◆ Raw data
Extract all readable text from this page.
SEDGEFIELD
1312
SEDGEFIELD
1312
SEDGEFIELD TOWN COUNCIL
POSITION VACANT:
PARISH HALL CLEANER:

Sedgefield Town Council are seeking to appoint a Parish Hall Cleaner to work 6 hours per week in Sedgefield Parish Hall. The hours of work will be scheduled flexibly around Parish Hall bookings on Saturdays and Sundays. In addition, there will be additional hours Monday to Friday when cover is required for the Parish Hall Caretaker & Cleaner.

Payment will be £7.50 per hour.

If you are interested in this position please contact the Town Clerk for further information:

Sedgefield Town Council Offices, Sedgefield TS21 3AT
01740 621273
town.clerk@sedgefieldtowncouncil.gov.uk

◆ Problem statement
Each record above should be output again exactly.

◆ Solution to this problem
Extract all readable text from this page.
SEDGEFIELD
1312
SEDGEFIELD
1312
SEDGEFIELD TOWN COUNCIL
POSITION VACANT:
PARISH HALL CLEANER:

Sedgefield Town Council are seeking to appoint a Parish Hall Cleaner to work 6 hours per week in Sedgefield Parish Hall. The hours of work will be scheduled flexibly around Parish Hall bookings on Saturdays and Sundays. In addition, there will be additional hours Monday to Friday when cover is required for the Parish Hall Caretaker & Cleaner.

Payment will be £7.50 per hour.

If you are interested in this position please contact the Town Clerk for further information:

Sedgefield Town Council Offices, Sedgefield TS21 3AT
01740 621273
town.clerk@sedgefieldtowncouncil.gov.uk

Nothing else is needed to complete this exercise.